- DO THIS
Where the word "text" occurs in a line, return that line.

── RAW DATA ──

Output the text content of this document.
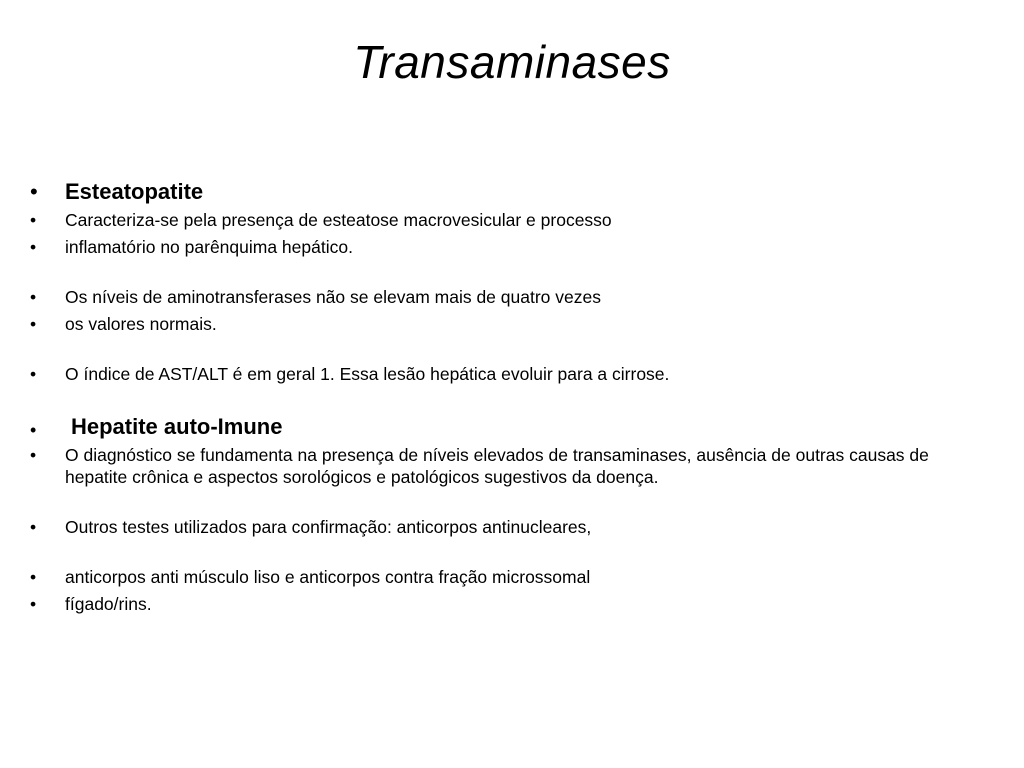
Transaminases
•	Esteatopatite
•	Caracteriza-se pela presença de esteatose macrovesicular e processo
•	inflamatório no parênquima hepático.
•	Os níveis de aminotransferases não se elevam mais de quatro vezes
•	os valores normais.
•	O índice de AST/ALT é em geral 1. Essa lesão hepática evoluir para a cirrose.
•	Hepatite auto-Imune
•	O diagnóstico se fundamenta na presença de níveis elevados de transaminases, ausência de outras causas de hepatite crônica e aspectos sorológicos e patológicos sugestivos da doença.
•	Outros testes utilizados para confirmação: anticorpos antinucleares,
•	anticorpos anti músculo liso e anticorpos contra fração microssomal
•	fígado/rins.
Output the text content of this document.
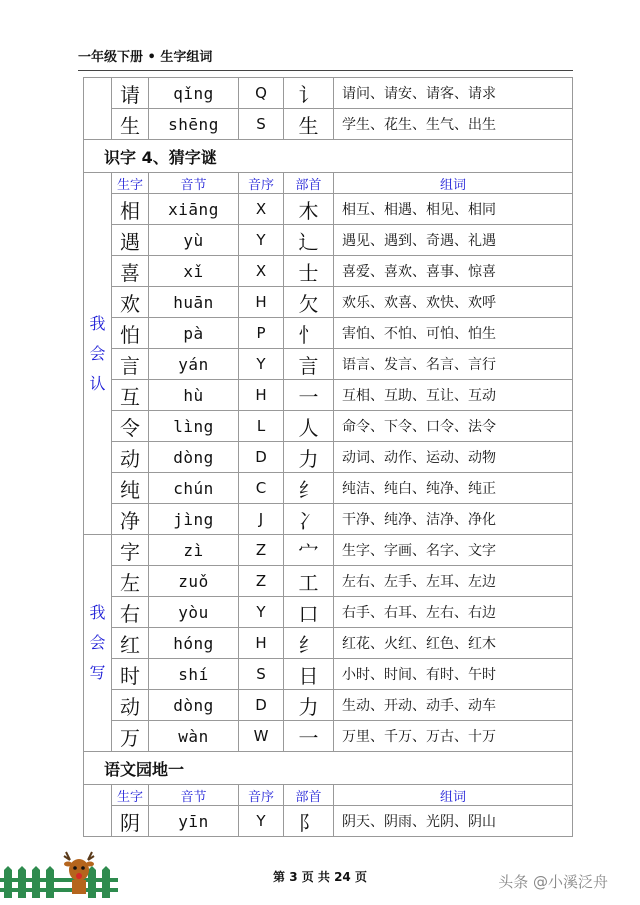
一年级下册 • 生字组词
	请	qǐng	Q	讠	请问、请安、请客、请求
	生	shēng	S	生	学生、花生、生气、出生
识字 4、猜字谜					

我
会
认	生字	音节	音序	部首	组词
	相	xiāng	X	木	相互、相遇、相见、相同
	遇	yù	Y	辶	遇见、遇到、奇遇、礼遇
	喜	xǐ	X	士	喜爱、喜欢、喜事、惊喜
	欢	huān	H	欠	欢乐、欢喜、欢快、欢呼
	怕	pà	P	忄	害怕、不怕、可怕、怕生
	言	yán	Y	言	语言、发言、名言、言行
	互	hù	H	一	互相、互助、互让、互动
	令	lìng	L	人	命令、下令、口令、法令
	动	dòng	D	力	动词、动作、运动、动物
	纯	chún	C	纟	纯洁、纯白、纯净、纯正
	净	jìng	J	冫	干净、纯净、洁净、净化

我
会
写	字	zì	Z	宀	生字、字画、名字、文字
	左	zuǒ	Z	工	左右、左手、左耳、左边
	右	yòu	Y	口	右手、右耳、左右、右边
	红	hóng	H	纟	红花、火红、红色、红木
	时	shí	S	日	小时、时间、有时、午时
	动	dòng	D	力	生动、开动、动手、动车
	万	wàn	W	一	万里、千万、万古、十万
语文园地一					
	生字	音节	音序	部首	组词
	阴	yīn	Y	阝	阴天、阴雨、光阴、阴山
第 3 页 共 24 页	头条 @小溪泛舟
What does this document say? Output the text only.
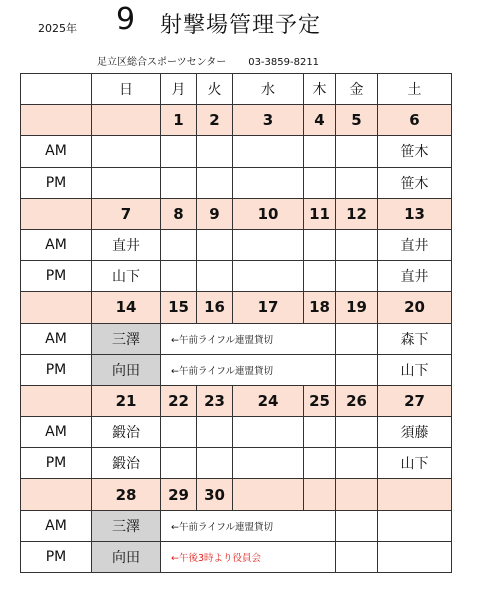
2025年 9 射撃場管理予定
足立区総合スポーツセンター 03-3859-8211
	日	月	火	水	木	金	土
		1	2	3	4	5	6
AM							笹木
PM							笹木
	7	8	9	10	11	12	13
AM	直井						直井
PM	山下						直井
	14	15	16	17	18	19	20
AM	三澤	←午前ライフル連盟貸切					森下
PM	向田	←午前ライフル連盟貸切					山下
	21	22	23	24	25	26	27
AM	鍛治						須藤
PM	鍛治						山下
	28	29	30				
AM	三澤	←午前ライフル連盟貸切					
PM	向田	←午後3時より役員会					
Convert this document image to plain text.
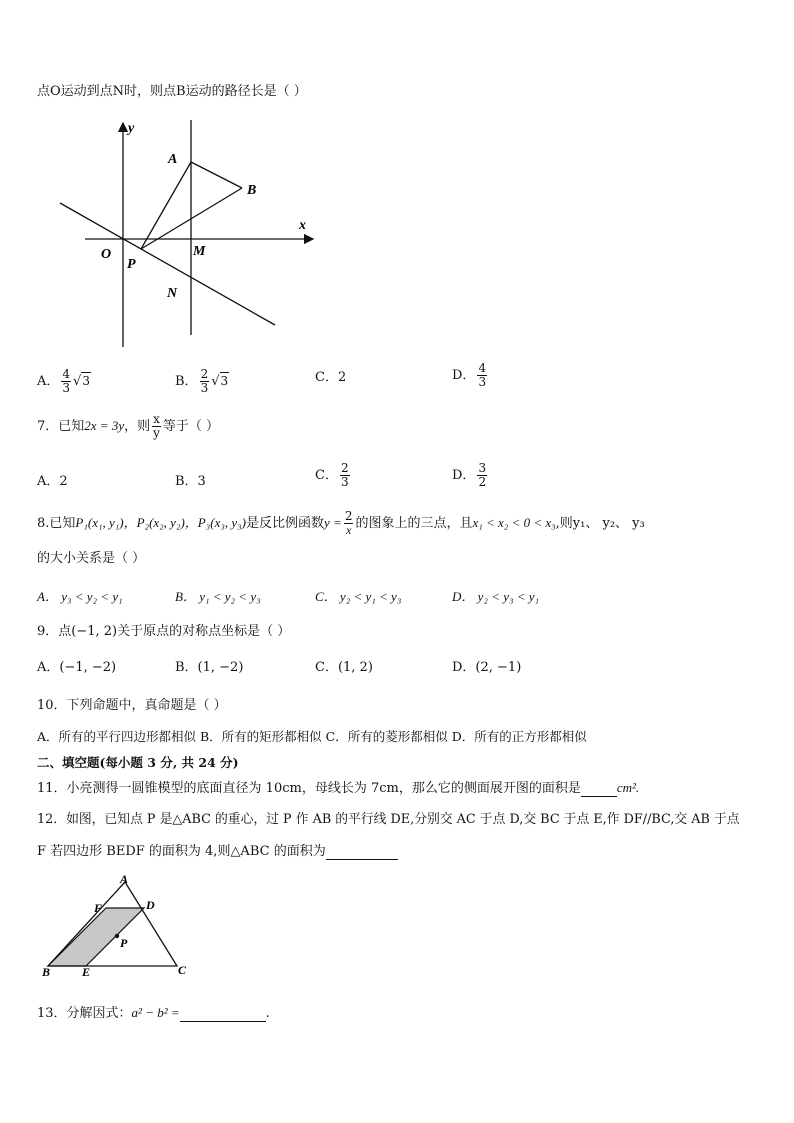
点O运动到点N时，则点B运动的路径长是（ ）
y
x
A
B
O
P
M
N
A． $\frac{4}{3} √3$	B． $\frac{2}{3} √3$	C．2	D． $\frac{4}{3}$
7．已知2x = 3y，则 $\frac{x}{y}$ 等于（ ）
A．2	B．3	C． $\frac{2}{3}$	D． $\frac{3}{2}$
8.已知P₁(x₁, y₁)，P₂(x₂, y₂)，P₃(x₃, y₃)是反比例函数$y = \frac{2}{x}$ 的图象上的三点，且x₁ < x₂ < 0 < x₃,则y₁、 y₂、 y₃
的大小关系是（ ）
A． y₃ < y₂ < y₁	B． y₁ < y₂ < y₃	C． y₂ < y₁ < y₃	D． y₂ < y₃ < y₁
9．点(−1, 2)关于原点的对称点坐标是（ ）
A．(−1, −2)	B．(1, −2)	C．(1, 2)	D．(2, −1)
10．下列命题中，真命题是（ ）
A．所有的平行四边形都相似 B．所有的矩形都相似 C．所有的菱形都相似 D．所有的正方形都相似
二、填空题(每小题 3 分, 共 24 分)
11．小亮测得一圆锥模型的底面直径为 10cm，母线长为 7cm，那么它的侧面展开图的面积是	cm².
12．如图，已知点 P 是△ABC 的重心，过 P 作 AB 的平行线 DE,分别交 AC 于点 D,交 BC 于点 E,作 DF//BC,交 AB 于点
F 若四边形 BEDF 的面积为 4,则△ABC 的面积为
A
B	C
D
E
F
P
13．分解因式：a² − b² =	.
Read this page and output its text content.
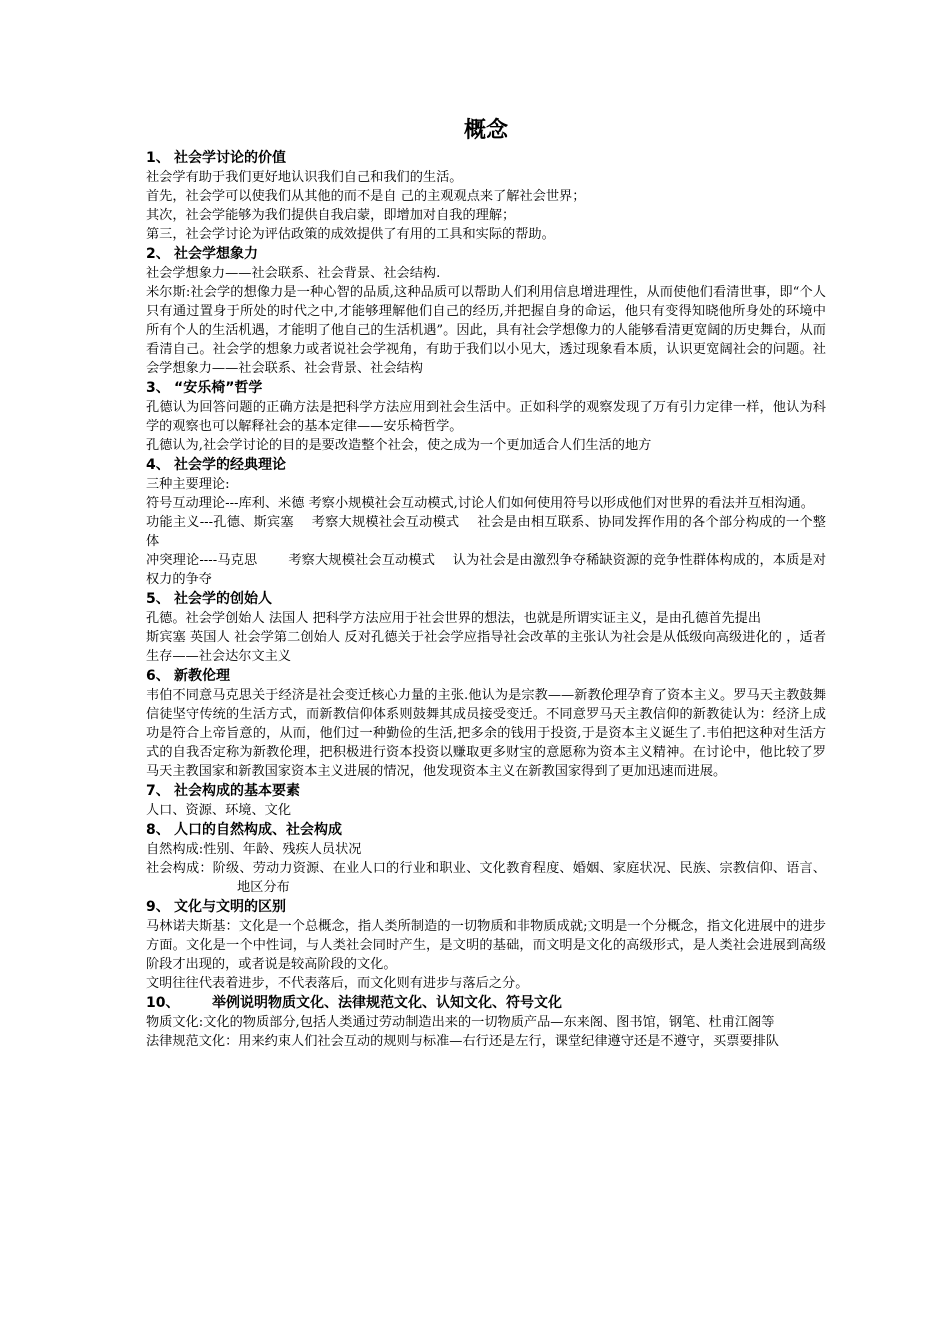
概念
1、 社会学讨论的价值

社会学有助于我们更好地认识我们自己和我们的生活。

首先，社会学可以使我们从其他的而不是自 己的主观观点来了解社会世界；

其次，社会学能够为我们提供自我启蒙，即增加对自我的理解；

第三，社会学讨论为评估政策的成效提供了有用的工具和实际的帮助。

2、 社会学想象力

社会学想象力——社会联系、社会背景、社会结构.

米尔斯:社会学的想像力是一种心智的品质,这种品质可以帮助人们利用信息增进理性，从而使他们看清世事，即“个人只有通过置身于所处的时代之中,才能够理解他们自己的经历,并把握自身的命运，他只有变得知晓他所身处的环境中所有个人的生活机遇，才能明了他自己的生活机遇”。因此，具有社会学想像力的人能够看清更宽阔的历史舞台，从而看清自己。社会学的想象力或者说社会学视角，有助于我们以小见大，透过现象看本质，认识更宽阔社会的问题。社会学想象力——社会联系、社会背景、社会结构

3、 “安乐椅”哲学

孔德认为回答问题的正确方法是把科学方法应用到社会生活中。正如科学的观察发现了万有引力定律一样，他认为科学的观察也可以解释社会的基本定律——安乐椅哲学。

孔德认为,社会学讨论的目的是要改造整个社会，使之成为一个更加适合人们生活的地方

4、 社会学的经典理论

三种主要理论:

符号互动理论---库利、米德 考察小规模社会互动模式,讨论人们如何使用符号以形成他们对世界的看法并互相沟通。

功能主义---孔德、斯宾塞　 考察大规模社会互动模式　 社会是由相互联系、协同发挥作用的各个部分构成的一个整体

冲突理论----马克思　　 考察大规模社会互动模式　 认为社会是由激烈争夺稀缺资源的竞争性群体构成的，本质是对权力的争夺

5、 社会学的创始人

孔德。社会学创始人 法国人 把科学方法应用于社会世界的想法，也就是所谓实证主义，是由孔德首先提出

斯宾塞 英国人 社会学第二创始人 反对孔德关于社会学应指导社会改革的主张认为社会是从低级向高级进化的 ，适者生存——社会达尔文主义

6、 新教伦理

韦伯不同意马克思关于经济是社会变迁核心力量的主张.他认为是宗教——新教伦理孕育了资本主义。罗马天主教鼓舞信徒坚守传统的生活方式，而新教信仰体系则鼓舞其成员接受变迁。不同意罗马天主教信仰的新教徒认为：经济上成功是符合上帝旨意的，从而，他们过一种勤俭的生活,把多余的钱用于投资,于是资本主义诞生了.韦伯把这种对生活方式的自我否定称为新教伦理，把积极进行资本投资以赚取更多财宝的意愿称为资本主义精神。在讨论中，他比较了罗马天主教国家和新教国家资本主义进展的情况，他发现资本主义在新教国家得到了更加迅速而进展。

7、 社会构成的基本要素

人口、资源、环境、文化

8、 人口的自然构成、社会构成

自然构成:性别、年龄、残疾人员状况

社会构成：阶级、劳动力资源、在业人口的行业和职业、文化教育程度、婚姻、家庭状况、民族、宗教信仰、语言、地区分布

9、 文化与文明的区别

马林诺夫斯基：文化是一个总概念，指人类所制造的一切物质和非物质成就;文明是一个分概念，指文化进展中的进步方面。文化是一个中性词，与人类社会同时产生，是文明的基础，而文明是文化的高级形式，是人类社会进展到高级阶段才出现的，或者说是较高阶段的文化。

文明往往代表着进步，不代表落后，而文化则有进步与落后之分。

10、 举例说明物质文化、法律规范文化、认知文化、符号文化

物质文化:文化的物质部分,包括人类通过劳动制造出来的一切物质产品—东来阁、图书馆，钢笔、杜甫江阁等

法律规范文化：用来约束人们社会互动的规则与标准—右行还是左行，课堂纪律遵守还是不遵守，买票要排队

───

- RESULT OF THE EXERCISE
Output the text content of this document.
Output the text content of this document.
What does this document say? Output the text only.
Convert this document image to plain text.
Read this page and output its text content.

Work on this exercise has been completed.